═══ PROVIDED RECORDS
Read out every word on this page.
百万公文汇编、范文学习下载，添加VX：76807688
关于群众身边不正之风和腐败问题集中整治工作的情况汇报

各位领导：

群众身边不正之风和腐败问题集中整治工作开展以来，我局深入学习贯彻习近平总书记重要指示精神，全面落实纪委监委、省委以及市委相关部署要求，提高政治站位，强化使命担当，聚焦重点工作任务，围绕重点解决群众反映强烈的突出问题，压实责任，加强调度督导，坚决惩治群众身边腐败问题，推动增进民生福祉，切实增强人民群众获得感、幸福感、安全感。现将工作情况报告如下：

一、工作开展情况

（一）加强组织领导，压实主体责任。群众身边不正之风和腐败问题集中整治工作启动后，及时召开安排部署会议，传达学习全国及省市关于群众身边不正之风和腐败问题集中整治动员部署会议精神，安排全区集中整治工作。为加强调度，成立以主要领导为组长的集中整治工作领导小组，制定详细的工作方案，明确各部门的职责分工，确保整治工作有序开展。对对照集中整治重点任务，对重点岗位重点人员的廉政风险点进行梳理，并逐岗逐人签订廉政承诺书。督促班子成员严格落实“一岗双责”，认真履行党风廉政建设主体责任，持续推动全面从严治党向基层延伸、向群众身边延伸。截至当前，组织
══════
═══ PROVIDED RECORDS
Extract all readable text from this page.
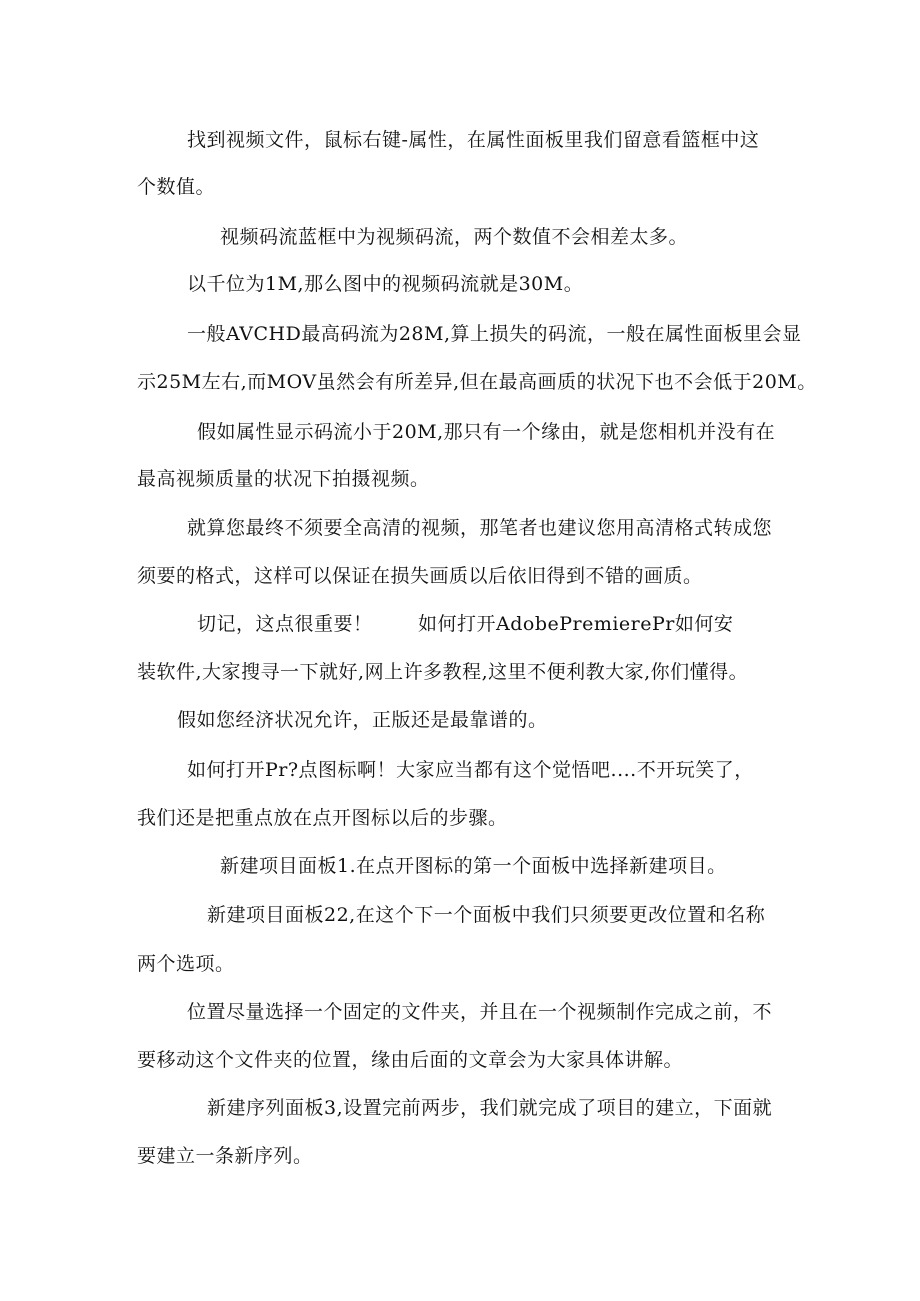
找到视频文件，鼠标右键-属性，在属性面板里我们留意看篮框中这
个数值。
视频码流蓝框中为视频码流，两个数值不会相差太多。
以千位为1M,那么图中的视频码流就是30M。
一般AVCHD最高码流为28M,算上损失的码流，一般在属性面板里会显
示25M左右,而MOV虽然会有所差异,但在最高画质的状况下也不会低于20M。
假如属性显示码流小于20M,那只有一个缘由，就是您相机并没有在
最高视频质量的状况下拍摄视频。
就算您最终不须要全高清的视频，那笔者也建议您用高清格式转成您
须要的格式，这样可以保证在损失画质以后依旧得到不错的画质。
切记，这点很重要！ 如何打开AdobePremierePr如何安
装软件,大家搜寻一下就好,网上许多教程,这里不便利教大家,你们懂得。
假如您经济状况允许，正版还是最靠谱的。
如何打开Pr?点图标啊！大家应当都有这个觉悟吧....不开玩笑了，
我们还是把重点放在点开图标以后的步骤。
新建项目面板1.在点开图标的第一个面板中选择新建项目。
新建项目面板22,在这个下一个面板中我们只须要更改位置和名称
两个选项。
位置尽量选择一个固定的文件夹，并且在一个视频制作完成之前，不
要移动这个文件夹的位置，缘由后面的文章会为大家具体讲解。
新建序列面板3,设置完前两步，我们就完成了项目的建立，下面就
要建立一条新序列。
══════
# [TASK PROMPT]
From the listing above, copy out each line where the word "page" appears.

# [SOLUTION TO THIS TASK]
Read out every word on this page.
Extract all readable text from this page.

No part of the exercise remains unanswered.